STATED EXERCISE — Copy all lines holding the word "fill" from the entries.

EXTRACTED DATA —
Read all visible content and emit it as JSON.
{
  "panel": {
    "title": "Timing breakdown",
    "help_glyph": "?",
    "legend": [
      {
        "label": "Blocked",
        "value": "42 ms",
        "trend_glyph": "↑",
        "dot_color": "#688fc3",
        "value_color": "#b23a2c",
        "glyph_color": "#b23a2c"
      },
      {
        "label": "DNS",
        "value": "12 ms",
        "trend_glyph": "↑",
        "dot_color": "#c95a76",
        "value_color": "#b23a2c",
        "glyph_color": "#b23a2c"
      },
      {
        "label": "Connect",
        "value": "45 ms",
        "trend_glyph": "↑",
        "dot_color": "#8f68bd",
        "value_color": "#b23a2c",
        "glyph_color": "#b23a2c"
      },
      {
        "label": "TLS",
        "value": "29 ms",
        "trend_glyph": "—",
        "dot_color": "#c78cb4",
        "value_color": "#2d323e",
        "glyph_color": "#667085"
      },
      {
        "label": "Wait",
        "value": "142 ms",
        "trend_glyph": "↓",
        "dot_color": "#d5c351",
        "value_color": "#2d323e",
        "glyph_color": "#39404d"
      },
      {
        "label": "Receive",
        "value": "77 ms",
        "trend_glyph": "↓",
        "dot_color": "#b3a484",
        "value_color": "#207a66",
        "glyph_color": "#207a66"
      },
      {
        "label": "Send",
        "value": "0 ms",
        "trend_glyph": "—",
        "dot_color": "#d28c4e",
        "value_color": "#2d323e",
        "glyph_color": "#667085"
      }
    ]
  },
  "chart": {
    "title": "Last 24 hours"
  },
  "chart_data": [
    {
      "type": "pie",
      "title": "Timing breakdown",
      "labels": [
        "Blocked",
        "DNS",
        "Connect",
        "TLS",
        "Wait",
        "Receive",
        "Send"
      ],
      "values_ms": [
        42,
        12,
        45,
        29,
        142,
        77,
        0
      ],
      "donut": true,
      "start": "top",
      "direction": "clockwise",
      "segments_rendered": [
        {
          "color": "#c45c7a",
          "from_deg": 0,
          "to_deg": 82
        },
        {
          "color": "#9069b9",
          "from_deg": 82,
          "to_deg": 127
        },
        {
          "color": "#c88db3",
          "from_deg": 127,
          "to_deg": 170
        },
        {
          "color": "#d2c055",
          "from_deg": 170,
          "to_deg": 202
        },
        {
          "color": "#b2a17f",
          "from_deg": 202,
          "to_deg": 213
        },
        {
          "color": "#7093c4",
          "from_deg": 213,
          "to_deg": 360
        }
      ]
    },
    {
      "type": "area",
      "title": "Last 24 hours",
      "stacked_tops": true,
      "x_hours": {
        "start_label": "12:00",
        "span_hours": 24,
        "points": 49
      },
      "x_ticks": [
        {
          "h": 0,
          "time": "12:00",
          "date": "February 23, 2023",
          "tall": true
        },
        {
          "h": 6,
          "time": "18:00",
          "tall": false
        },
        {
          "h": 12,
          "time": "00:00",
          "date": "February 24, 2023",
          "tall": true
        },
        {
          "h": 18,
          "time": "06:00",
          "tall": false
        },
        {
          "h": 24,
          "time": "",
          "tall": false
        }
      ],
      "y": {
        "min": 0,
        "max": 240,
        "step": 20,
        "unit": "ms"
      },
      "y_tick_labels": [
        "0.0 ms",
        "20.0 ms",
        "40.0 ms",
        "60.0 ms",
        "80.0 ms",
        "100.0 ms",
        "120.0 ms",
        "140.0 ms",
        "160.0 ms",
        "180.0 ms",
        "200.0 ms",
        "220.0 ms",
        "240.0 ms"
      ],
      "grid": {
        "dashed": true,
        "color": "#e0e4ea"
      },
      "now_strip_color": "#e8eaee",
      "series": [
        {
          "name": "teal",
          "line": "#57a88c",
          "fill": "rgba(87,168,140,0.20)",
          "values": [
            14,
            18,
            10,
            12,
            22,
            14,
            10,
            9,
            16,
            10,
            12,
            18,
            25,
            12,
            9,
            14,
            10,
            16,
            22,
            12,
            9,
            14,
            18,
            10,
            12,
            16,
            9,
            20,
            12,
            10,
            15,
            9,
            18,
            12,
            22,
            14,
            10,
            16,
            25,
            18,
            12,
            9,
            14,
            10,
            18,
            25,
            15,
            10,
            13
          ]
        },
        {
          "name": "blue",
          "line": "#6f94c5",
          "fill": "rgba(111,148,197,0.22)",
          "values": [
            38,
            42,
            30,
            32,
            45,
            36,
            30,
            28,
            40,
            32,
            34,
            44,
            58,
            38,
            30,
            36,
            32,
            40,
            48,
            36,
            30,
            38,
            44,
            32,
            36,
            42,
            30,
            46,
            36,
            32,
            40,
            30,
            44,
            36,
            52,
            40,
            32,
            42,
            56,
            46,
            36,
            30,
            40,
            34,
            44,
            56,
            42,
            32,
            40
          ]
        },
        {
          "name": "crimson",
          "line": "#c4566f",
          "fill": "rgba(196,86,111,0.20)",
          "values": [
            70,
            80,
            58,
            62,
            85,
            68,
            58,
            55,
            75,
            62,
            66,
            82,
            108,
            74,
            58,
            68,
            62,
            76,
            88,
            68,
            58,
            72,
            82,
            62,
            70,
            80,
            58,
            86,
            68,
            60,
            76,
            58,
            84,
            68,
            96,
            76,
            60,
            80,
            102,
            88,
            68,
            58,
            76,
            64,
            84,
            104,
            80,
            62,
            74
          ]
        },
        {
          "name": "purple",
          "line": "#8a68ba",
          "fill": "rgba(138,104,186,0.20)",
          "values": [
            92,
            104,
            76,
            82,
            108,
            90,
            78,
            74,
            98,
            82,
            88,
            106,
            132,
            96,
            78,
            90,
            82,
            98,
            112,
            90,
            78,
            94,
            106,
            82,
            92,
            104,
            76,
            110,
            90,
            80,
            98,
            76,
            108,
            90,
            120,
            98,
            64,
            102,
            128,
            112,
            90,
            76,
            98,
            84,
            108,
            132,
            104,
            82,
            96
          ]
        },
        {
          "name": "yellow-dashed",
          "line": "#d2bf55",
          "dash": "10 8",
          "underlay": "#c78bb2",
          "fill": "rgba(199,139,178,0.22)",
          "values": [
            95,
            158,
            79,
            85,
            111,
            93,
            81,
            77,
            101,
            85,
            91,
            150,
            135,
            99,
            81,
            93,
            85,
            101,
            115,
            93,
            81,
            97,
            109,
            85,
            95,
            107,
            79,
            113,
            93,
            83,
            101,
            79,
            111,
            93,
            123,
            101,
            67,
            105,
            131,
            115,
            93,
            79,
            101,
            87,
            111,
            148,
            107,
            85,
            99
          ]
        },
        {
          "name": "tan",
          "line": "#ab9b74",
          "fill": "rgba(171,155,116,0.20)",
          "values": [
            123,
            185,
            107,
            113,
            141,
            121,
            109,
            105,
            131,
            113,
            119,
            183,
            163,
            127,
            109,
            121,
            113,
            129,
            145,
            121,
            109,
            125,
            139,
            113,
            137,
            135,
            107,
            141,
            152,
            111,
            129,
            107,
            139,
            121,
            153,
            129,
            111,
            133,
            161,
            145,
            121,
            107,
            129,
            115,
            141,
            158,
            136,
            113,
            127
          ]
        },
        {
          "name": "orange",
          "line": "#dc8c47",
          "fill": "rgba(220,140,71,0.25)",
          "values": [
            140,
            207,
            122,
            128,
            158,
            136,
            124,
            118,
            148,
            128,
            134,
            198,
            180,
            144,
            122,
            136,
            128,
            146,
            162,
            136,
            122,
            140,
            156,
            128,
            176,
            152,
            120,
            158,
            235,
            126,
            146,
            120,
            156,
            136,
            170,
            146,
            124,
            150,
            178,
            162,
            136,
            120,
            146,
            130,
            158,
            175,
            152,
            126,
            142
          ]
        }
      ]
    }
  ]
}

OUTPUT OF THE TASK —
          "fill": "rgba(87,168,140,0.20)",
          "fill": "rgba(111,148,197,0.22)",
          "fill": "rgba(196,86,111,0.20)",
          "fill": "rgba(138,104,186,0.20)",
          "fill": "rgba(199,139,178,0.22)",
          "fill": "rgba(171,155,116,0.20)",
          "fill": "rgba(220,140,71,0.25)",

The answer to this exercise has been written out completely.